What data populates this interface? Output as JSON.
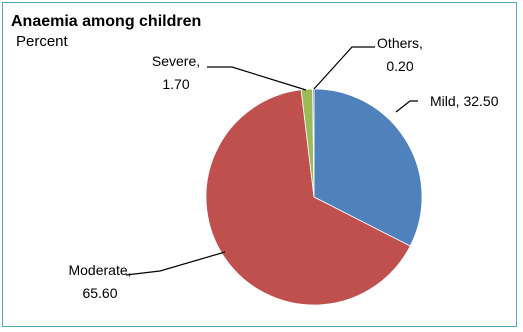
{
  "chart_data": {
    "type": "pie",
    "title": "Anaemia among children",
    "subtitle": "Percent",
    "slices": [
      {
        "name": "Mild",
        "value": 32.5,
        "value_label": "32.50",
        "color": "#4f81bd"
      },
      {
        "name": "Moderate",
        "value": 65.6,
        "value_label": "65.60",
        "color": "#c0504d"
      },
      {
        "name": "Severe",
        "value": 1.7,
        "value_label": "1.70",
        "color": "#9bbb59"
      },
      {
        "name": "Others",
        "value": 0.2,
        "value_label": "0.20",
        "color": "#8064a2"
      }
    ],
    "start_angle": "12 o'clock",
    "direction": "clockwise",
    "legend": "none",
    "labels": "outside with leader lines"
  }
}
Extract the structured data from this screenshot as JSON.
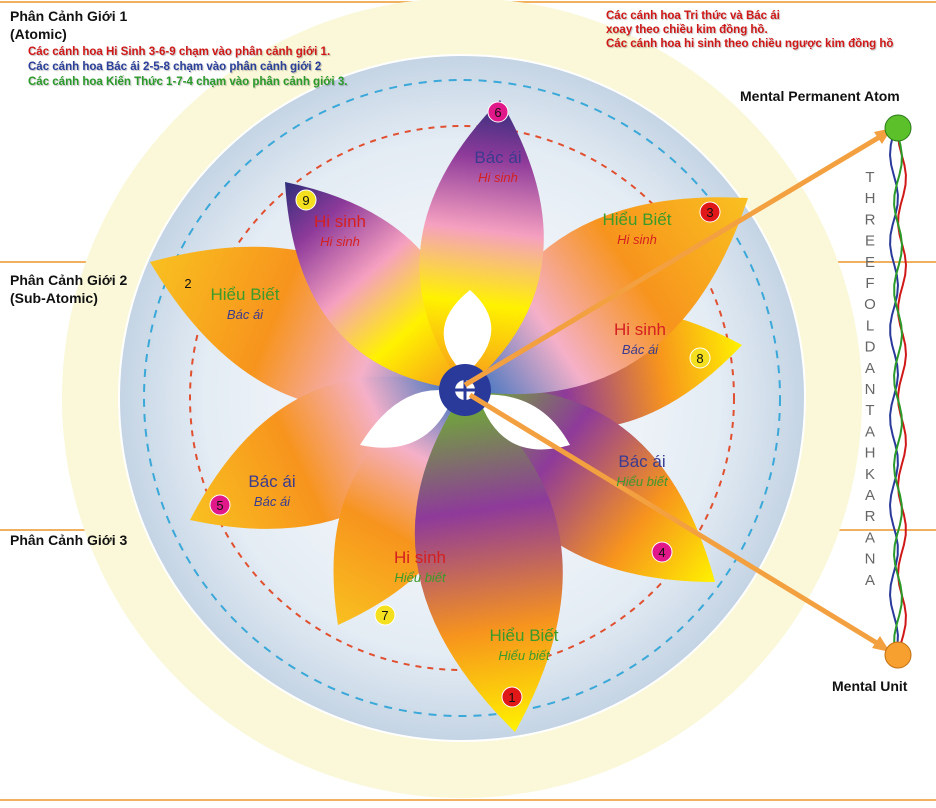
{
  "zones": [
    {
      "title": "Phân Cảnh Giới 1",
      "subtitle": "(Atomic)"
    },
    {
      "title": "Phân Cảnh Giới 2",
      "subtitle": "(Sub-Atomic)"
    },
    {
      "title": "Phân Cảnh Giới 3",
      "subtitle": ""
    }
  ],
  "legend_left": [
    {
      "text": "Các cánh hoa Hi Sinh 3-6-9 chạm vào phân cảnh giới 1.",
      "color": "#d01818"
    },
    {
      "text": "Các cánh hoa Bác ái 2-5-8 chạm vào phân cảnh giới 2",
      "color": "#2a3f9a"
    },
    {
      "text": "Các cánh hoa Kiến Thức 1-7-4 chạm vào phân cảnh giới 3.",
      "color": "#2a9a2a"
    }
  ],
  "legend_right": [
    "Các cánh hoa Tri thức và Bác ái",
    "xoay theo chiều kim đồng hồ.",
    "Các cánh hoa hi sinh theo chiều ngược kim đồng hồ"
  ],
  "legend_right_color": "#d01818",
  "mental_permanent_atom": "Mental Permanent Atom",
  "mental_unit": "Mental Unit",
  "antahkarana_letters": [
    "T",
    "H",
    "R",
    "E",
    "E",
    "F",
    "O",
    "L",
    "D",
    "A",
    "N",
    "T",
    "A",
    "H",
    "K",
    "A",
    "R",
    "A",
    "N",
    "A"
  ],
  "colors": {
    "hi_sinh": "#d42020",
    "hieu_biet": "#3a9a2a",
    "bac_ai": "#3b3b8f",
    "zone_line": "#f0b060",
    "dash_outer": "#3aa8d8",
    "dash_inner": "#e05030"
  },
  "petals": [
    {
      "number": "2",
      "label": "Hiểu Biết",
      "sublabel": "Bác ái",
      "badge": "none"
    },
    {
      "number": "5",
      "label": "Bác ái",
      "sublabel": "Bác ái",
      "badge": "#e0188a"
    },
    {
      "number": "8",
      "label": "Hi sinh",
      "sublabel": "Bác ái",
      "badge": "#f5e020"
    },
    {
      "number": "4",
      "label": "Bác ái",
      "sublabel": "Hiểu biết",
      "badge": "#e0188a"
    },
    {
      "number": "7",
      "label": "Hi sinh",
      "sublabel": "Hiểu biết",
      "badge": "#f5e020"
    },
    {
      "number": "1",
      "label": "Hiểu Biết",
      "sublabel": "Hiểu biết",
      "badge": "#e01818"
    },
    {
      "number": "3",
      "label": "Hiểu Biết",
      "sublabel": "Hi sinh",
      "badge": "#e01818"
    },
    {
      "number": "9",
      "label": "Hi sinh",
      "sublabel": "Hi sinh",
      "badge": "#f5e020"
    },
    {
      "number": "6",
      "label": "Bác ái",
      "sublabel": "Hi sinh",
      "badge": "#e0188a"
    }
  ]
}
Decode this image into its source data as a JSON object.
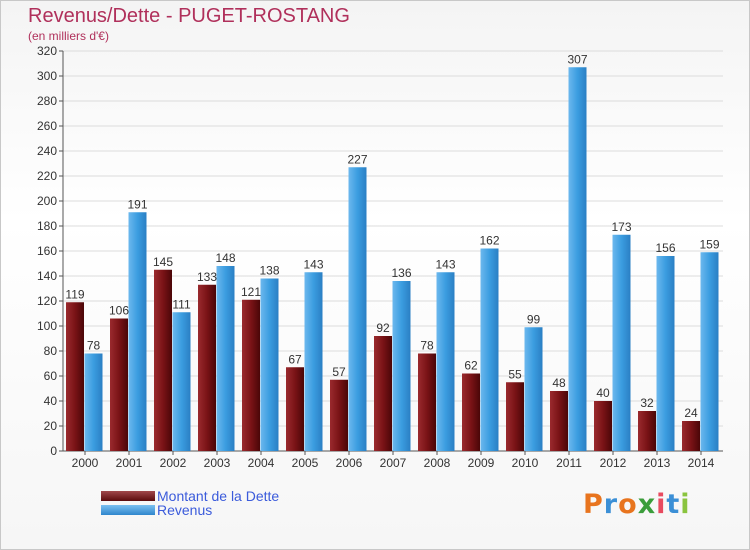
{
  "title": "Revenus/Dette - PUGET-ROSTANG",
  "subtitle": "(en milliers d'€)",
  "logo_text": "Proxiti",
  "colors": {
    "dette": "#7a1316",
    "revenus": "#3b9de0",
    "title": "#b0305b",
    "legend_text": "#3b5bdb"
  },
  "chart_data": {
    "type": "bar",
    "title": "Revenus/Dette - PUGET-ROSTANG",
    "subtitle": "(en milliers d'€)",
    "categories": [
      "2000",
      "2001",
      "2002",
      "2003",
      "2004",
      "2005",
      "2006",
      "2007",
      "2008",
      "2009",
      "2010",
      "2011",
      "2012",
      "2013",
      "2014"
    ],
    "series": [
      {
        "name": "Montant de la Dette",
        "values": [
          119,
          106,
          145,
          133,
          121,
          67,
          57,
          92,
          78,
          62,
          55,
          48,
          40,
          32,
          24
        ]
      },
      {
        "name": "Revenus",
        "values": [
          78,
          191,
          111,
          148,
          138,
          143,
          227,
          136,
          143,
          162,
          99,
          307,
          173,
          156,
          159
        ]
      }
    ],
    "ylim": [
      0,
      320
    ],
    "yticks": [
      0,
      20,
      40,
      60,
      80,
      100,
      120,
      140,
      160,
      180,
      200,
      220,
      240,
      260,
      280,
      300,
      320
    ],
    "grid": true,
    "legend": "bottom-left"
  }
}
+ + + + + + +
EXERCISE OBJECTIVE
Reproduce each line exactly as it appears, omitting the pictures.

THE REPLY
What data populates this interface? Output as JSON.
{
  "chart_data": {
    "type": "pie",
    "title": "Anaemia among children",
    "subtitle": "Percent",
    "slices": [
      {
        "name": "Mild",
        "value": 32.5,
        "value_label": "32.50",
        "color": "#4f81bd"
      },
      {
        "name": "Moderate",
        "value": 65.6,
        "value_label": "65.60",
        "color": "#c0504d"
      },
      {
        "name": "Severe",
        "value": 1.7,
        "value_label": "1.70",
        "color": "#9bbb59"
      },
      {
        "name": "Others",
        "value": 0.2,
        "value_label": "0.20",
        "color": "#8064a2"
      }
    ],
    "start_angle": "12 o'clock",
    "direction": "clockwise",
    "legend": "none",
    "labels": "outside with leader lines"
  }
}
Extract the structured data from this screenshot as JSON.
{
  "zones": [
    {
      "title": "Phân Cảnh Giới 1",
      "subtitle": "(Atomic)"
    },
    {
      "title": "Phân Cảnh Giới 2",
      "subtitle": "(Sub-Atomic)"
    },
    {
      "title": "Phân Cảnh Giới 3",
      "subtitle": ""
    }
  ],
  "legend_left": [
    {
      "text": "Các cánh hoa Hi Sinh 3-6-9 chạm vào phân cảnh giới 1.",
      "color": "#d01818"
    },
    {
      "text": "Các cánh hoa Bác ái 2-5-8 chạm vào phân cảnh giới 2",
      "color": "#2a3f9a"
    },
    {
      "text": "Các cánh hoa Kiến Thức 1-7-4 chạm vào phân cảnh giới 3.",
      "color": "#2a9a2a"
    }
  ],
  "legend_right": [
    "Các cánh hoa Tri thức và Bác ái",
    "xoay theo chiều kim đồng hồ.",
    "Các cánh hoa hi sinh theo chiều ngược kim đồng hồ"
  ],
  "legend_right_color": "#d01818",
  "mental_permanent_atom": "Mental Permanent Atom",
  "mental_unit": "Mental Unit",
  "antahkarana_letters": [
    "T",
    "H",
    "R",
    "E",
    "E",
    "F",
    "O",
    "L",
    "D",
    "A",
    "N",
    "T",
    "A",
    "H",
    "K",
    "A",
    "R",
    "A",
    "N",
    "A"
  ],
  "colors": {
    "hi_sinh": "#d42020",
    "hieu_biet": "#3a9a2a",
    "bac_ai": "#3b3b8f",
    "zone_line": "#f0b060",
    "dash_outer": "#3aa8d8",
    "dash_inner": "#e05030"
  },
  "petals": [
    {
      "number": "2",
      "label": "Hiểu Biết",
      "sublabel": "Bác ái",
      "badge": "none"
    },
    {
      "number": "5",
      "label": "Bác ái",
      "sublabel": "Bác ái",
      "badge": "#e0188a"
    },
    {
      "number": "8",
      "label": "Hi sinh",
      "sublabel": "Bác ái",
      "badge": "#f5e020"
    },
    {
      "number": "4",
      "label": "Bác ái",
      "sublabel": "Hiểu biết",
      "badge": "#e0188a"
    },
    {
      "number": "7",
      "label": "Hi sinh",
      "sublabel": "Hiểu biết",
      "badge": "#f5e020"
    },
    {
      "number": "1",
      "label": "Hiểu Biết",
      "sublabel": "Hiểu biết",
      "badge": "#e01818"
    },
    {
      "number": "3",
      "label": "Hiểu Biết",
      "sublabel": "Hi sinh",
      "badge": "#e01818"
    },
    {
      "number": "9",
      "label": "Hi sinh",
      "sublabel": "Hi sinh",
      "badge": "#f5e020"
    },
    {
      "number": "6",
      "label": "Bác ái",
      "sublabel": "Hi sinh",
      "badge": "#e0188a"
    }
  ]
}
Decode this image into its source data as a JSON object.
{
  "title": "Revenus/Dette - PUGET-ROSTANG",
  "subtitle": "(en milliers d'€)",
  "logo_text": "Proxiti",
  "colors": {
    "dette": "#7a1316",
    "revenus": "#3b9de0",
    "title": "#b0305b",
    "legend_text": "#3b5bdb"
  },
  "chart_data": {
    "type": "bar",
    "title": "Revenus/Dette - PUGET-ROSTANG",
    "subtitle": "(en milliers d'€)",
    "categories": [
      "2000",
      "2001",
      "2002",
      "2003",
      "2004",
      "2005",
      "2006",
      "2007",
      "2008",
      "2009",
      "2010",
      "2011",
      "2012",
      "2013",
      "2014"
    ],
    "series": [
      {
        "name": "Montant de la Dette",
        "values": [
          119,
          106,
          145,
          133,
          121,
          67,
          57,
          92,
          78,
          62,
          55,
          48,
          40,
          32,
          24
        ]
      },
      {
        "name": "Revenus",
        "values": [
          78,
          191,
          111,
          148,
          138,
          143,
          227,
          136,
          143,
          162,
          99,
          307,
          173,
          156,
          159
        ]
      }
    ],
    "ylim": [
      0,
      320
    ],
    "yticks": [
      0,
      20,
      40,
      60,
      80,
      100,
      120,
      140,
      160,
      180,
      200,
      220,
      240,
      260,
      280,
      300,
      320
    ],
    "grid": true,
    "legend": "bottom-left"
  }
}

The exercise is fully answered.